- _What to work on_
Retype the whole listing, please, keeping every line exact and dropping the pictures.

- _Material provided_
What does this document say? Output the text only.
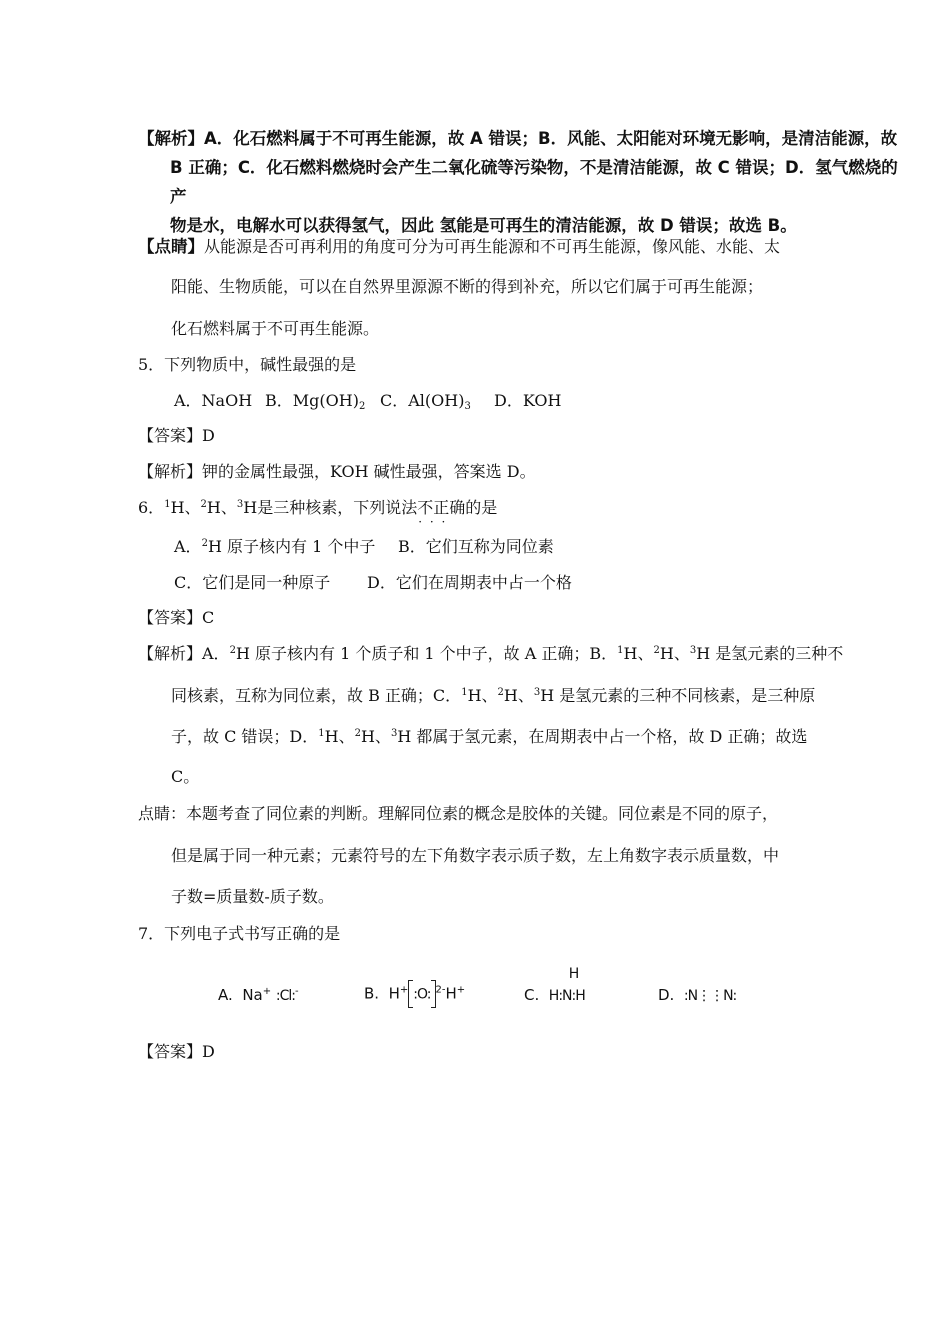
【解析】A．化石燃料属于不可再生能源，故 A 错误；B．风能、太阳能对环境无影响，是清洁能源，故
B 正确；C．化石燃料燃烧时会产生二氧化硫等污染物，不是清洁能源，故 C 错误；D．氢气燃烧的产
物是水，电解水可以获得氢气，因此 氢能是可再生的清洁能源，故 D 错误；故选 B。
【点睛】从能源是否可再利用的角度可分为可再生能源和不可再生能源，像风能、水能、太
阳能、生物质能，可以在自然界里源源不断的得到补充，所以它们属于可再生能源；
化石燃料属于不可再生能源。
5．下列物质中，碱性最强的是
A．NaOH B．$Mg(OH)_2$ C．$Al(OH)_3$ D．KOH
【答案】D
【解析】钾的金属性最强，KOH 碱性最强，答案选 D。
6．$^1$H、$^2$H、$^3$H是三种核素，下列说法不正确 · · ·的是
A．$^2$H 原子核内有 1 个中子 B．它们互称为同位素
C．它们是同一种原子 D．它们在周期表中占一个格
【答案】C
【解析】A．$^2$H 原子核内有 1 个质子和 1 个中子，故 A 正确；B．$^1$H、$^2$H、$^3$H 是氢元素的三种不
同核素，互称为同位素，故 B 正确；C．$^1$H、$^2$H、$^3$H 是氢元素的三种不同核素，是三种原
子，故 C 错误；D．$^1$H、$^2$H、$^3$H 都属于氢元素，在周期表中占一个格，故 D 正确；故选
C。
点睛：本题考查了同位素的判断。理解同位素的概念是胶体的关键。同位素是不同的原子，
但是属于同一种元素；元素符号的左下角数字表示质子数，左上角数字表示质量数，中
子数=质量数-质子数。
7．下列电子式书写正确的是
A. Na+ :Cl:-	B. H+ :O: $^{2-}$H+	C.
H
H:N:H	D. :N⋮⋮N:
【答案】D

- _Output for this exercise_
What does this document say? Output the text only.
【解析】A．化石燃料属于不可再生能源，故 A 错误；B．风能、太阳能对环境无影响，是清洁能源，故
B 正确；C．化石燃料燃烧时会产生二氧化硫等污染物，不是清洁能源，故 C 错误；D．氢气燃烧的产
物是水，电解水可以获得氢气，因此 氢能是可再生的清洁能源，故 D 错误；故选 B。
【点睛】从能源是否可再利用的角度可分为可再生能源和不可再生能源，像风能、水能、太
阳能、生物质能，可以在自然界里源源不断的得到补充，所以它们属于可再生能源；
化石燃料属于不可再生能源。
5．下列物质中，碱性最强的是
A．NaOH B．$Mg(OH)_2$ C．$Al(OH)_3$ D．KOH
【答案】D
【解析】钾的金属性最强，KOH 碱性最强，答案选 D。
6．$^1$H、$^2$H、$^3$H是三种核素，下列说法不正确 · · ·的是
A．$^2$H 原子核内有 1 个中子 B．它们互称为同位素
C．它们是同一种原子 D．它们在周期表中占一个格
【答案】C
【解析】A．$^2$H 原子核内有 1 个质子和 1 个中子，故 A 正确；B．$^1$H、$^2$H、$^3$H 是氢元素的三种不
同核素，互称为同位素，故 B 正确；C．$^1$H、$^2$H、$^3$H 是氢元素的三种不同核素，是三种原
子，故 C 错误；D．$^1$H、$^2$H、$^3$H 都属于氢元素，在周期表中占一个格，故 D 正确；故选
C。
点睛：本题考查了同位素的判断。理解同位素的概念是胶体的关键。同位素是不同的原子，
但是属于同一种元素；元素符号的左下角数字表示质子数，左上角数字表示质量数，中
子数=质量数-质子数。
7．下列电子式书写正确的是
A. Na+ :Cl:-	B. H+ :O: $^{2-}$H+	C.
H
H:N:H	D. :N⋮⋮N:
【答案】D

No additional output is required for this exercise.